(Dataset rows)

------------------------------------

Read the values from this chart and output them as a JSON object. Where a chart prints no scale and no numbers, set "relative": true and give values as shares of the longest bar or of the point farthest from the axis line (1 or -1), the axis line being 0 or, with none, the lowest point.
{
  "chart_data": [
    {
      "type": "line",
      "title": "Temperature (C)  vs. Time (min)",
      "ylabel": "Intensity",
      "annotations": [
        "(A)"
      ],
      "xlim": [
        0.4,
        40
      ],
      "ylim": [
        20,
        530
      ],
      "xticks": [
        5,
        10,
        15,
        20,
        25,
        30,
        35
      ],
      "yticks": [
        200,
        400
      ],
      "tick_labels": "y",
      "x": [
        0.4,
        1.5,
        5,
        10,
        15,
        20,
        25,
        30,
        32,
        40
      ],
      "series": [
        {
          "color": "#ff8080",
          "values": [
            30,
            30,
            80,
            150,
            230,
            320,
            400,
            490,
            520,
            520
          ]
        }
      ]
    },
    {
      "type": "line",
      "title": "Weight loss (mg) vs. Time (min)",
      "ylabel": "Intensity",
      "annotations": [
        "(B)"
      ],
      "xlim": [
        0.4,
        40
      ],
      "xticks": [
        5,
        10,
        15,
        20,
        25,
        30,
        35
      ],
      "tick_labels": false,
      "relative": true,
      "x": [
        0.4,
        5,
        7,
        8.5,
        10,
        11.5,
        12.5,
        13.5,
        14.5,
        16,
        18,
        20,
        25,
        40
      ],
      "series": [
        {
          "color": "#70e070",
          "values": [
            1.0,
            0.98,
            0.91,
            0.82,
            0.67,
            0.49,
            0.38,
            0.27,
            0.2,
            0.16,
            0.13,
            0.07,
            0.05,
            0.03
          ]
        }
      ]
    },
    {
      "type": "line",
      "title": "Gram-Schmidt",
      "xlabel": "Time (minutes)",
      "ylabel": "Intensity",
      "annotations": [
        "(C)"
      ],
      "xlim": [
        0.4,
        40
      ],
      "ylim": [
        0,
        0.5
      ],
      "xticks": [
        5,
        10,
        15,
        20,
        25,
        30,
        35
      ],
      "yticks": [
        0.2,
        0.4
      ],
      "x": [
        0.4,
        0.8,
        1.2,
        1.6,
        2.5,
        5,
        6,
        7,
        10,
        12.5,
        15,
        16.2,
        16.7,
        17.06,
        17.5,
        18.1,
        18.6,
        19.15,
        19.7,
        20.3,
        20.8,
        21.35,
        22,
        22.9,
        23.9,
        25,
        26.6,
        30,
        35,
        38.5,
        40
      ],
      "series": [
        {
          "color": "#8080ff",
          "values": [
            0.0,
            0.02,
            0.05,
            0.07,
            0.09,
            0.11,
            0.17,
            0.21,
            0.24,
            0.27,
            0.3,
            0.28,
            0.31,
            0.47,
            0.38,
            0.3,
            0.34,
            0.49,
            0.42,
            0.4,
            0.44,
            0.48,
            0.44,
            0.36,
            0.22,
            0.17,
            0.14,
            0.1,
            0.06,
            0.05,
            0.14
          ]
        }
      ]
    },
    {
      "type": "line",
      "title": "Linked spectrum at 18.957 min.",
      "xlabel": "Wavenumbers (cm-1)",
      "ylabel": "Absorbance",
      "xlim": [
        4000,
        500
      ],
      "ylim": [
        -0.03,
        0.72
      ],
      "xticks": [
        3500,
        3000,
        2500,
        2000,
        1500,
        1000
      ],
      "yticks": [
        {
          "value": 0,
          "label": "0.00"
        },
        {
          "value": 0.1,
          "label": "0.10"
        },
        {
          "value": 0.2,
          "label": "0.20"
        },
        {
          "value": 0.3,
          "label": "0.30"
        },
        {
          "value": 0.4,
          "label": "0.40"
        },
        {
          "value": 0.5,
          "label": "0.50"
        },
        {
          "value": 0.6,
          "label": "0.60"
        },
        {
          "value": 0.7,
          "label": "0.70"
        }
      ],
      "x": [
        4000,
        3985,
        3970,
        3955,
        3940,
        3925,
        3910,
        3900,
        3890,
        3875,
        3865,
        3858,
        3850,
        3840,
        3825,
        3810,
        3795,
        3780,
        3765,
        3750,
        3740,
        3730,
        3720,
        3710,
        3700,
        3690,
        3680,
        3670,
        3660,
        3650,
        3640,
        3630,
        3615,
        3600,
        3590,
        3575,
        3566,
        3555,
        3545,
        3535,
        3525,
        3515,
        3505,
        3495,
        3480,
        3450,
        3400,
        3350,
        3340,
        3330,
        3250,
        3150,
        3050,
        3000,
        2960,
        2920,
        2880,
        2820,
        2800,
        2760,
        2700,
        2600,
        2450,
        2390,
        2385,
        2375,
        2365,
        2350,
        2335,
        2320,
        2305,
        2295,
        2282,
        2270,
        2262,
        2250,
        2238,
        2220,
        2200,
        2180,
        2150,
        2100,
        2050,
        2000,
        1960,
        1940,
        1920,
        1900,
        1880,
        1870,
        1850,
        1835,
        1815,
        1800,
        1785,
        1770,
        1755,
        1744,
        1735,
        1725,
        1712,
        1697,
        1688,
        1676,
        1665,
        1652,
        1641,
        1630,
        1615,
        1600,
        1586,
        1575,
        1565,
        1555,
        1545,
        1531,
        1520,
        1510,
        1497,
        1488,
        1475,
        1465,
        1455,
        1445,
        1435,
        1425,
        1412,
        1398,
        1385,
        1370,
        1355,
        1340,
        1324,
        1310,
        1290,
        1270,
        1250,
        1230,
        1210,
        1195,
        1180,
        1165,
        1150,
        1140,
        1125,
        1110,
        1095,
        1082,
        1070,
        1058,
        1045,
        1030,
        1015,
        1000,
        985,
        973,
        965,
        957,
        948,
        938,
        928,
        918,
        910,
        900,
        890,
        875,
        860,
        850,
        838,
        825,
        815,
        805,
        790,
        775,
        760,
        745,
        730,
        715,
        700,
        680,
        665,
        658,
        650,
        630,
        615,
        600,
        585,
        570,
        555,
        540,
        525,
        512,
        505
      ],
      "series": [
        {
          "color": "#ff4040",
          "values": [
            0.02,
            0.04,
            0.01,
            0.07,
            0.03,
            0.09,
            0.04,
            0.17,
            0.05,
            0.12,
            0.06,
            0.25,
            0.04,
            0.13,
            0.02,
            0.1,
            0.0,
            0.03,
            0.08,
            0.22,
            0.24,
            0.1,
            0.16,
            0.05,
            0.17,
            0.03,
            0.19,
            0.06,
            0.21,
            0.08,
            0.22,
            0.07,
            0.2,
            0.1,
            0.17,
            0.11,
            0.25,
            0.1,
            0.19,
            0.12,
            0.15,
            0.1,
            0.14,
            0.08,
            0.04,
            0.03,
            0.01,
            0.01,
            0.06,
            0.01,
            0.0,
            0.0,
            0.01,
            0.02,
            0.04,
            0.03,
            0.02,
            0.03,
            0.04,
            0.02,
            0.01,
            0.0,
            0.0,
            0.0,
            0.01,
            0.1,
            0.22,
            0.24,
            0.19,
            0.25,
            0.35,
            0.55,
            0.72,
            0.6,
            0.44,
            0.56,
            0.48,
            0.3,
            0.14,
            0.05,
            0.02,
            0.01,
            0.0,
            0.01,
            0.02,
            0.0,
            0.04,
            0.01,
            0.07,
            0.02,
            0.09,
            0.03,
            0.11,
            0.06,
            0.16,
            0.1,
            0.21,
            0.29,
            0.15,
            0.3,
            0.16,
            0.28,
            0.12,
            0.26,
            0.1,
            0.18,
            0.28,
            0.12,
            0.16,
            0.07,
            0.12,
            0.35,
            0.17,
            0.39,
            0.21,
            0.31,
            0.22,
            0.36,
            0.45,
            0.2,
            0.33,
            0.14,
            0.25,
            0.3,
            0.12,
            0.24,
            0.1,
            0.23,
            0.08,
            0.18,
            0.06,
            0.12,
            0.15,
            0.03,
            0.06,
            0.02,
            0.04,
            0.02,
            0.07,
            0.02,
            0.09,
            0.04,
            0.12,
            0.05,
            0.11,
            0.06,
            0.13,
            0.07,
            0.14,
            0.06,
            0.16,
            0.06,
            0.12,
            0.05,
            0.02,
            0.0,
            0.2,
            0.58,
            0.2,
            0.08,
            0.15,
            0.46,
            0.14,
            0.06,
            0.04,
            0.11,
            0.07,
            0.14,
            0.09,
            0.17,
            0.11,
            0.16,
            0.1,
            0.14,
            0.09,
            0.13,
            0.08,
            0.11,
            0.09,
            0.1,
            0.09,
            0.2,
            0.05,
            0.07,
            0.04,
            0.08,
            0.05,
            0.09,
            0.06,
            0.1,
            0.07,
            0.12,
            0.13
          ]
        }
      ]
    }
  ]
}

------------------------------------

WORK INSTRUCTIONS:
Scan the material above. Copy each line that holds the word "xlabel".

EXERCISE RESULT:
      "xlabel": "Time (minutes)",
      "xlabel": "Wavenumbers (cm-1)",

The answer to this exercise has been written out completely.